- [Problem to work on]:
Print every entry word for word, but omit the pictures.

------------------------------------------------------------

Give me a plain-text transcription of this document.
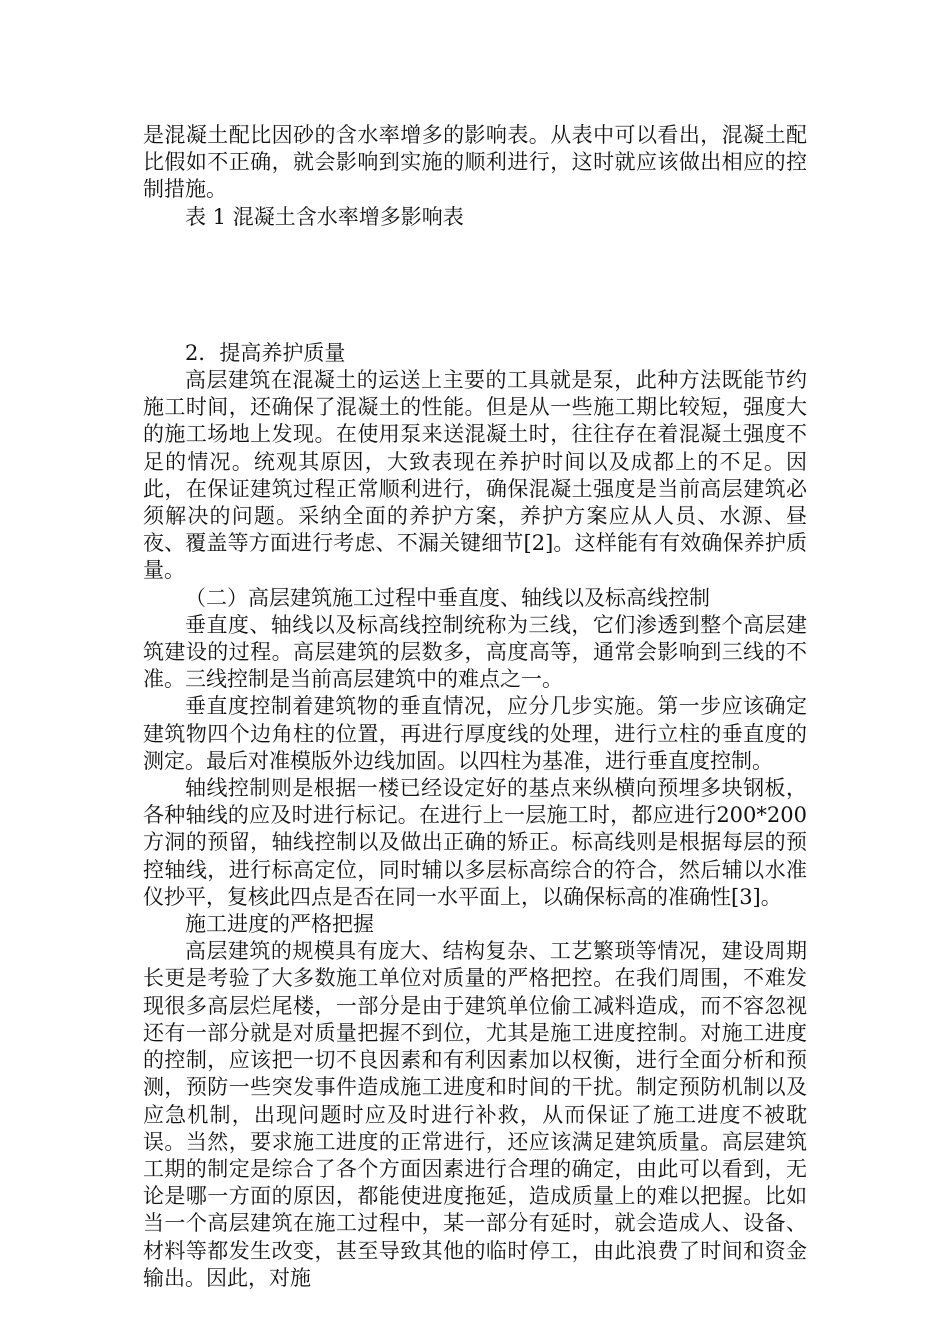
是混凝土配比因砂的含水率增多的影响表。从表中可以看出，混凝土配比假如不正确，就会影响到实施的顺利进行，这时就应该做出相应的控制措施。

表 1 混凝土含水率增多影响表

2．提高养护质量

高层建筑在混凝土的运送上主要的工具就是泵，此种方法既能节约施工时间，还确保了混凝土的性能。但是从一些施工期比较短，强度大的施工场地上发现。在使用泵来送混凝土时，往往存在着混凝土强度不足的情况。统观其原因，大致表现在养护时间以及成都上的不足。因此，在保证建筑过程正常顺利进行，确保混凝土强度是当前高层建筑必须解决的问题。采纳全面的养护方案，养护方案应从人员、水源、昼夜、覆盖等方面进行考虑、不漏关键细节[2]。这样能有有效确保养护质量。

（二）高层建筑施工过程中垂直度、轴线以及标高线控制

垂直度、轴线以及标高线控制统称为三线，它们渗透到整个高层建筑建设的过程。高层建筑的层数多，高度高等，通常会影响到三线的不准。三线控制是当前高层建筑中的难点之一。

垂直度控制着建筑物的垂直情况，应分几步实施。第一步应该确定建筑物四个边角柱的位置，再进行厚度线的处理，进行立柱的垂直度的测定。最后对准模版外边线加固。以四柱为基准，进行垂直度控制。

轴线控制则是根据一楼已经设定好的基点来纵横向预埋多块钢板，各种轴线的应及时进行标记。在进行上一层施工时，都应进行200*200 方洞的预留，轴线控制以及做出正确的矫正。标高线则是根据每层的预控轴线，进行标高定位，同时辅以多层标高综合的符合，然后辅以水准仪抄平，复核此四点是否在同一水平面上，以确保标高的准确性[3]。

施工进度的严格把握

高层建筑的规模具有庞大、结构复杂、工艺繁琐等情况，建设周期长更是考验了大多数施工单位对质量的严格把控。在我们周围，不难发现很多高层烂尾楼，一部分是由于建筑单位偷工减料造成，而不容忽视还有一部分就是对质量把握不到位，尤其是施工进度控制。对施工进度的控制，应该把一切不良因素和有利因素加以权衡，进行全面分析和预测，预防一些突发事件造成施工进度和时间的干扰。制定预防机制以及应急机制，出现问题时应及时进行补救，从而保证了施工进度不被耽误。当然，要求施工进度的正常进行，还应该满足建筑质量。高层建筑工期的制定是综合了各个方面因素进行合理的确定，由此可以看到，无论是哪一方面的原因，都能使进度拖延，造成质量上的难以把握。比如当一个高层建筑在施工过程中，某一部分有延时，就会造成人、设备、材料等都发生改变，甚至导致其他的临时停工，由此浪费了时间和资金输出。因此，对施
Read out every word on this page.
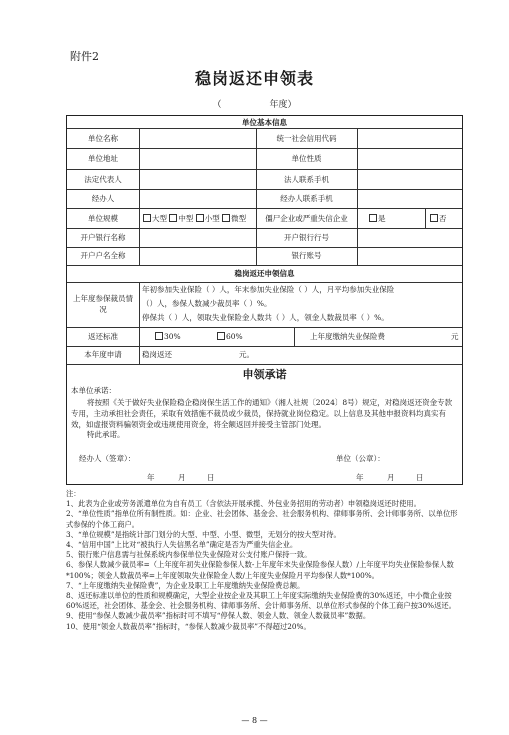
附件2
稳岗返还申领表
（	年度）
单位基本信息
单位名称	统一社会信用代码
单位地址	单位性质
法定代表人	法人联系手机
经办人	经办人联系手机
单位规模	大型 中型 小型 微型	僵尸企业或严重失信企业	是	否
开户银行名称	开户银行行号
开户户名全称	银行账号
稳岗返还申领信息
上年度参保裁员情况
年初参加失业保险（ ）人，年末参加失业保险（ ）人，月平均参加失业保险
（）人，参保人数减少裁员率（ ）%。
停保共（ ）人，领取失业保险金人数共（ ）人，领金人数裁员率（ ）%。
返还标准	30%	60%	上年度缴纳失业保险费	元
本年度申请	稳岗返还	元。
申领承诺
本单位承诺：
将按照《关于做好失业保险稳企稳岗保生活工作的通知》（湘人社规〔2024〕8号）规定，对稳岗返还资金专款专用，主动承担社会责任，采取有效措施不裁员或少裁员，保持就业岗位稳定。以上信息及其他申报资料均真实有效，如虚报资料骗领资金或违规使用资金，将全额返回并接受主管部门处理。
特此承诺。
经办人（签章）：	单位（公章）：
年	月	日	年	月	日
注：
1、此表为企业或劳务派遣单位为自有员工（含依法开展承揽、外包业务招用的劳动者）申领稳岗返还时使用。
2、“单位性质”指单位所有制性质。如：企业、社会团体、基金会、社会服务机构、律师事务所、会计师事务所、以单位形式参保的个体工商户。
3、“单位规模”是指统计部门划分的大型、中型、小型、微型，无划分的按大型对待。
4、“信用中国”上比对“被执行人失信黑名单”确定是否为严重失信企业。
5、银行账户信息需与社保系统内参保单位失业保险对公支付账户保持一致。
6、参保人数减少裁员率=（上年度年初失业保险参保人数-上年度年末失业保险参保人数）/上年度平均失业保险参保人数*100%；领金人数裁员率=上年度领取失业保险金人数/上年度失业保险月平均参保人数*100%。
7、“上年度缴纳失业保险费”，为企业及职工上年度缴纳失业保险费总额。
8、返还标准以单位的性质和规模确定，大型企业按企业及其职工上年度实际缴纳失业保险费的30%返还，中小微企业按60%返还，社会团体、基金会、社会服务机构、律师事务所、会计师事务所、以单位形式参保的个体工商户按30%返还。
9、使用“参保人数减少裁员率”指标时可不填写“停保人数、领金人数、领金人数裁员率”数据。
10、使用“领金人数裁员率”指标时，“参保人数减少裁员率”不得超过20%。
— 8 —
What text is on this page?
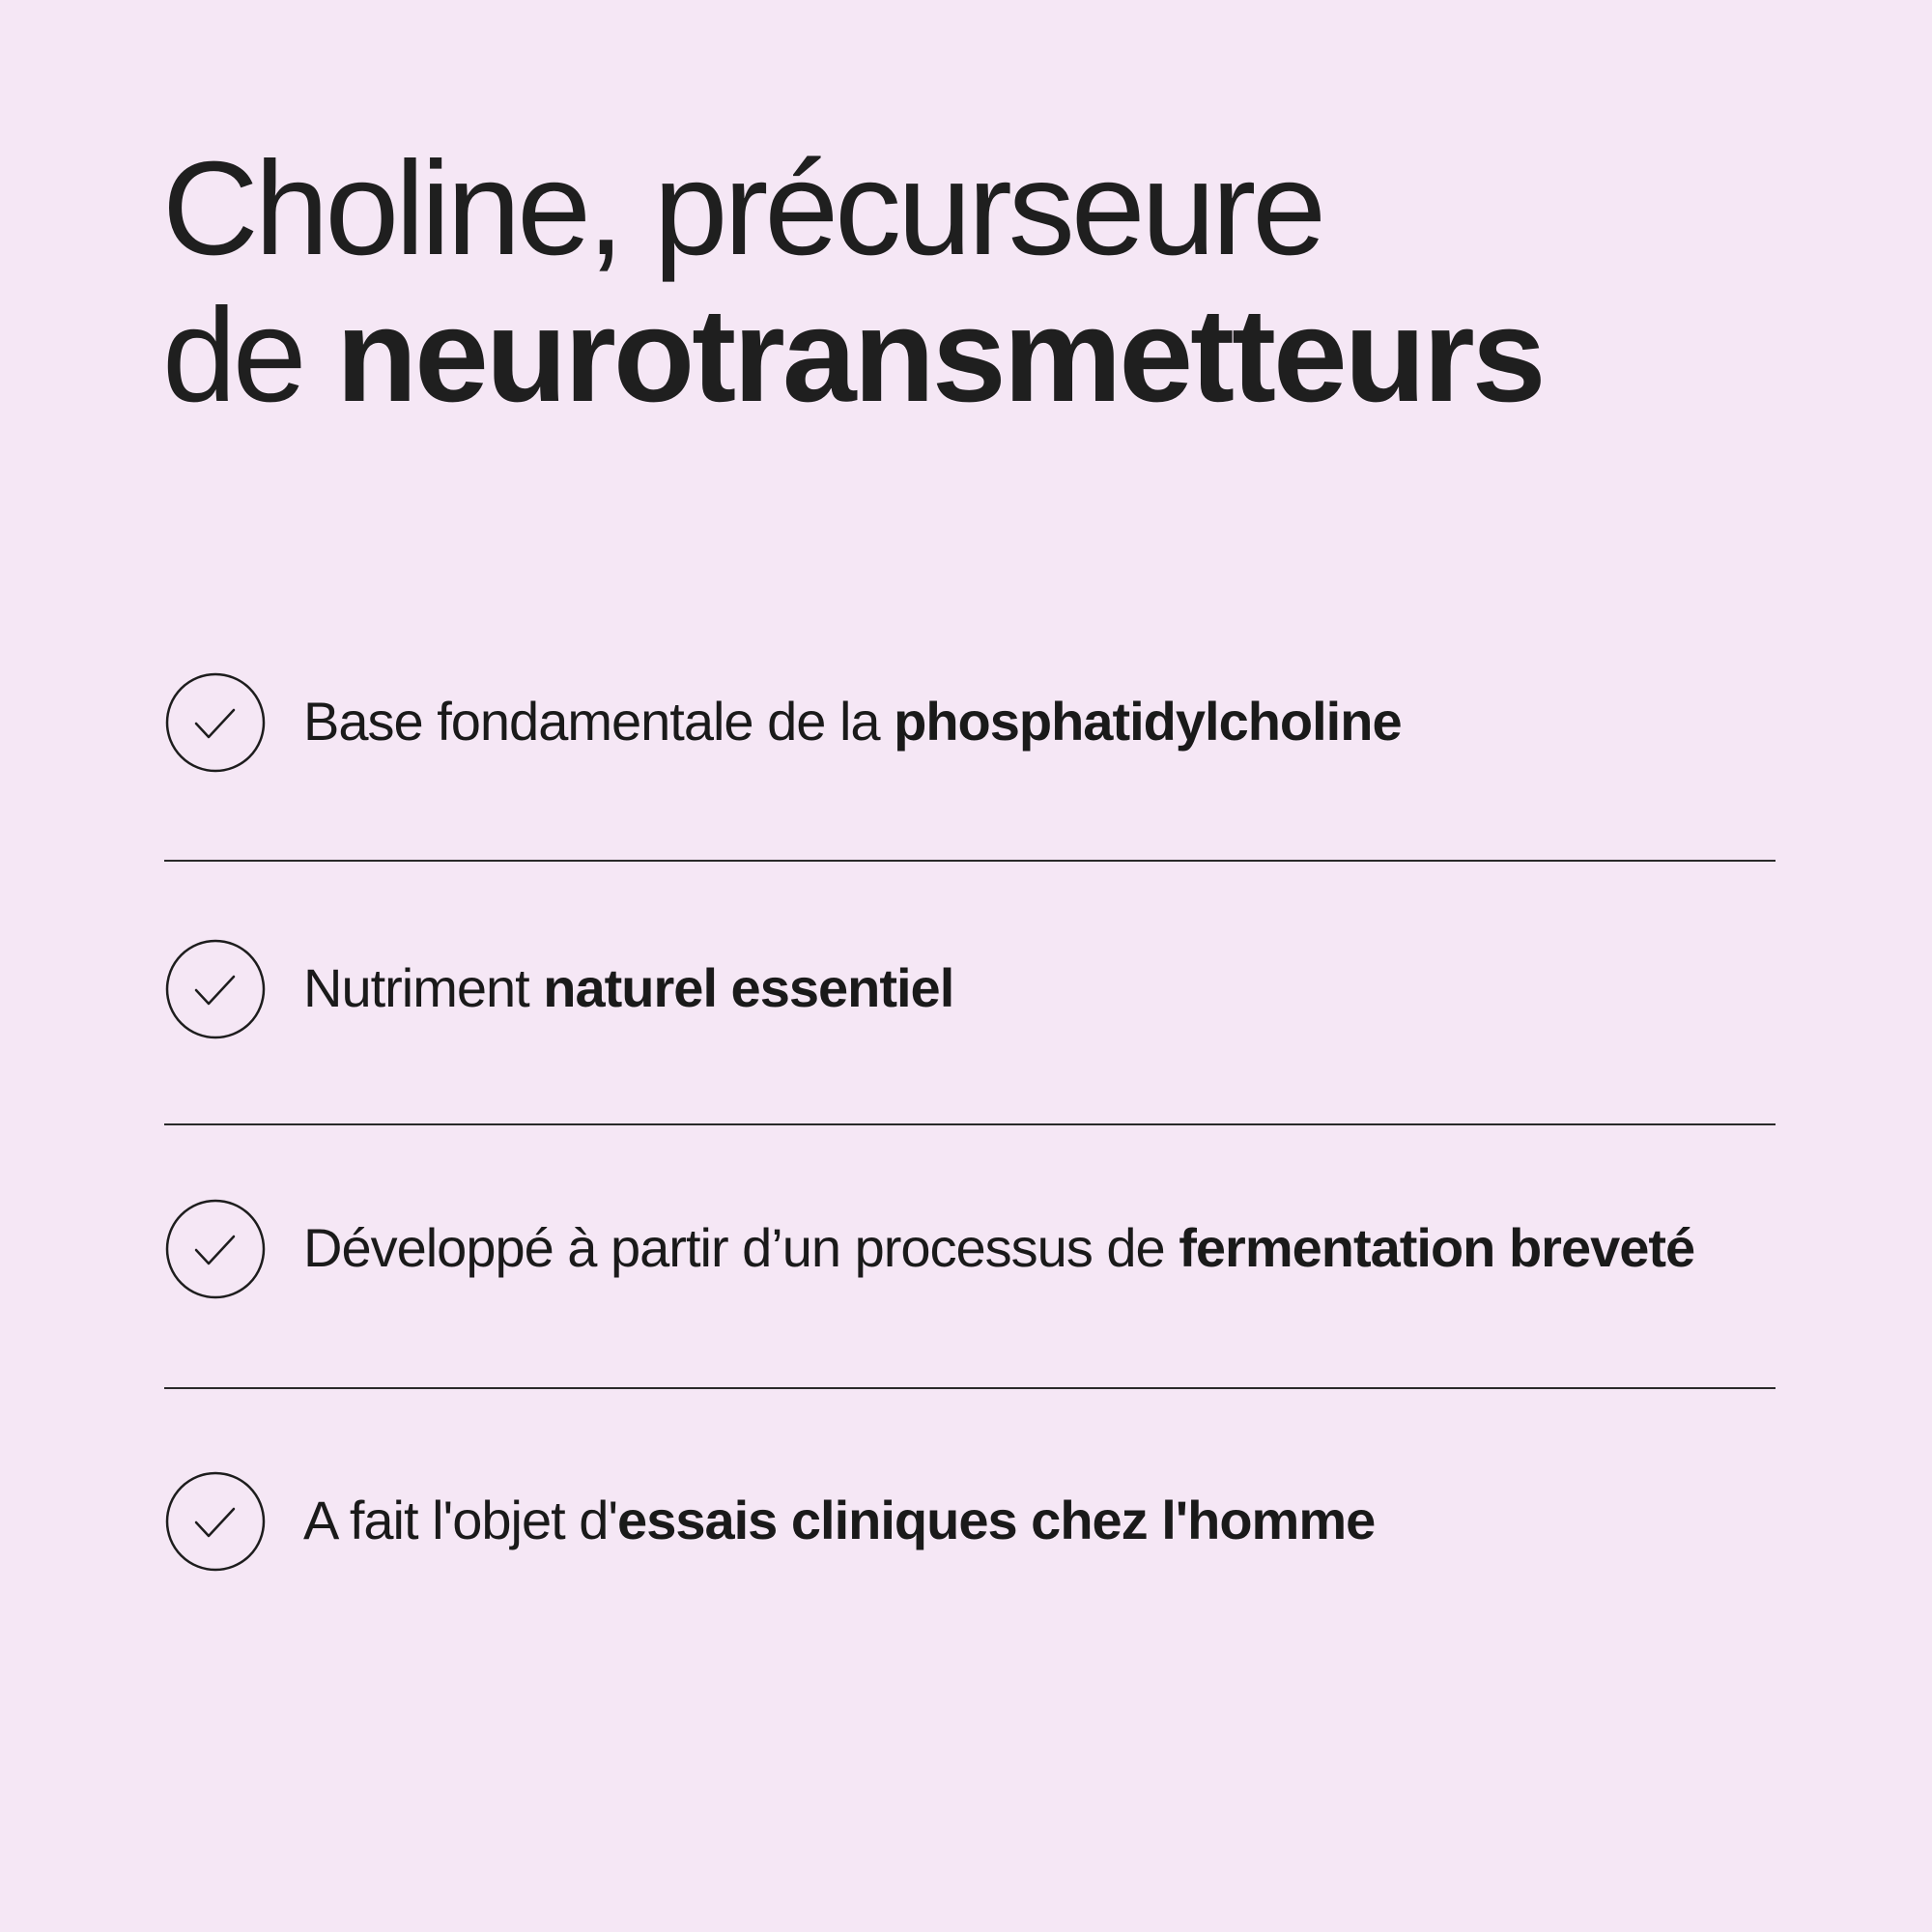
Choline, précurseure
de neurotransmetteurs
Base fondamentale de la phosphatidylcholine
Nutriment naturel essentiel
Développé à partir d’un processus de fermentation breveté
A fait l'objet d'essais cliniques chez l'homme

------------------------------------------------------------

- [Full answer]:
Give me a plain-text transcription of this document.
是混凝土配比因砂的含水率增多的影响表。从表中可以看出，混凝土配比假如不正确，就会影响到实施的顺利进行，这时就应该做出相应的控制措施。

表 1 混凝土含水率增多影响表

2．提高养护质量

高层建筑在混凝土的运送上主要的工具就是泵，此种方法既能节约施工时间，还确保了混凝土的性能。但是从一些施工期比较短，强度大的施工场地上发现。在使用泵来送混凝土时，往往存在着混凝土强度不足的情况。统观其原因，大致表现在养护时间以及成都上的不足。因此，在保证建筑过程正常顺利进行，确保混凝土强度是当前高层建筑必须解决的问题。采纳全面的养护方案，养护方案应从人员、水源、昼夜、覆盖等方面进行考虑、不漏关键细节[2]。这样能有有效确保养护质量。

（二）高层建筑施工过程中垂直度、轴线以及标高线控制

垂直度、轴线以及标高线控制统称为三线，它们渗透到整个高层建筑建设的过程。高层建筑的层数多，高度高等，通常会影响到三线的不准。三线控制是当前高层建筑中的难点之一。

垂直度控制着建筑物的垂直情况，应分几步实施。第一步应该确定建筑物四个边角柱的位置，再进行厚度线的处理，进行立柱的垂直度的测定。最后对准模版外边线加固。以四柱为基准，进行垂直度控制。

轴线控制则是根据一楼已经设定好的基点来纵横向预埋多块钢板，各种轴线的应及时进行标记。在进行上一层施工时，都应进行200*200 方洞的预留，轴线控制以及做出正确的矫正。标高线则是根据每层的预控轴线，进行标高定位，同时辅以多层标高综合的符合，然后辅以水准仪抄平，复核此四点是否在同一水平面上，以确保标高的准确性[3]。

施工进度的严格把握

高层建筑的规模具有庞大、结构复杂、工艺繁琐等情况，建设周期长更是考验了大多数施工单位对质量的严格把控。在我们周围，不难发现很多高层烂尾楼，一部分是由于建筑单位偷工减料造成，而不容忽视还有一部分就是对质量把握不到位，尤其是施工进度控制。对施工进度的控制，应该把一切不良因素和有利因素加以权衡，进行全面分析和预测，预防一些突发事件造成施工进度和时间的干扰。制定预防机制以及应急机制，出现问题时应及时进行补救，从而保证了施工进度不被耽误。当然，要求施工进度的正常进行，还应该满足建筑质量。高层建筑工期的制定是综合了各个方面因素进行合理的确定，由此可以看到，无论是哪一方面的原因，都能使进度拖延，造成质量上的难以把握。比如当一个高层建筑在施工过程中，某一部分有延时，就会造成人、设备、材料等都发生改变，甚至导致其他的临时停工，由此浪费了时间和资金输出。因此，对施
Read out every word on this page.
附件2
稳岗返还申领表
（	年度）
单位基本信息
单位名称	统一社会信用代码
单位地址	单位性质
法定代表人	法人联系手机
经办人	经办人联系手机
单位规模	大型 中型 小型 微型	僵尸企业或严重失信企业	是	否
开户银行名称	开户银行行号
开户户名全称	银行账号
稳岗返还申领信息
上年度参保裁员情况
年初参加失业保险（ ）人，年末参加失业保险（ ）人，月平均参加失业保险
（）人，参保人数减少裁员率（ ）%。
停保共（ ）人，领取失业保险金人数共（ ）人，领金人数裁员率（ ）%。
返还标准	30%	60%	上年度缴纳失业保险费	元
本年度申请	稳岗返还	元。
申领承诺
本单位承诺：
将按照《关于做好失业保险稳企稳岗保生活工作的通知》（湘人社规〔2024〕8号）规定，对稳岗返还资金专款专用，主动承担社会责任，采取有效措施不裁员或少裁员，保持就业岗位稳定。以上信息及其他申报资料均真实有效，如虚报资料骗领资金或违规使用资金，将全额返回并接受主管部门处理。
特此承诺。
经办人（签章）：	单位（公章）：
年	月	日	年	月	日
注：
1、此表为企业或劳务派遣单位为自有员工（含依法开展承揽、外包业务招用的劳动者）申领稳岗返还时使用。
2、“单位性质”指单位所有制性质。如：企业、社会团体、基金会、社会服务机构、律师事务所、会计师事务所、以单位形式参保的个体工商户。
3、“单位规模”是指统计部门划分的大型、中型、小型、微型，无划分的按大型对待。
4、“信用中国”上比对“被执行人失信黑名单”确定是否为严重失信企业。
5、银行账户信息需与社保系统内参保单位失业保险对公支付账户保持一致。
6、参保人数减少裁员率=（上年度年初失业保险参保人数-上年度年末失业保险参保人数）/上年度平均失业保险参保人数*100%；领金人数裁员率=上年度领取失业保险金人数/上年度失业保险月平均参保人数*100%。
7、“上年度缴纳失业保险费”，为企业及职工上年度缴纳失业保险费总额。
8、返还标准以单位的性质和规模确定，大型企业按企业及其职工上年度实际缴纳失业保险费的30%返还，中小微企业按60%返还，社会团体、基金会、社会服务机构、律师事务所、会计师事务所、以单位形式参保的个体工商户按30%返还。
9、使用“参保人数减少裁员率”指标时可不填写“停保人数、领金人数、领金人数裁员率”数据。
10、使用“领金人数裁员率”指标时，“参保人数减少裁员率”不得超过20%。
— 8 —
What text is on this page?
Choline, précurseure
de neurotransmetteurs
Base fondamentale de la phosphatidylcholine
Nutriment naturel essentiel
Développé à partir d’un processus de fermentation breveté
A fait l'objet d'essais cliniques chez l'homme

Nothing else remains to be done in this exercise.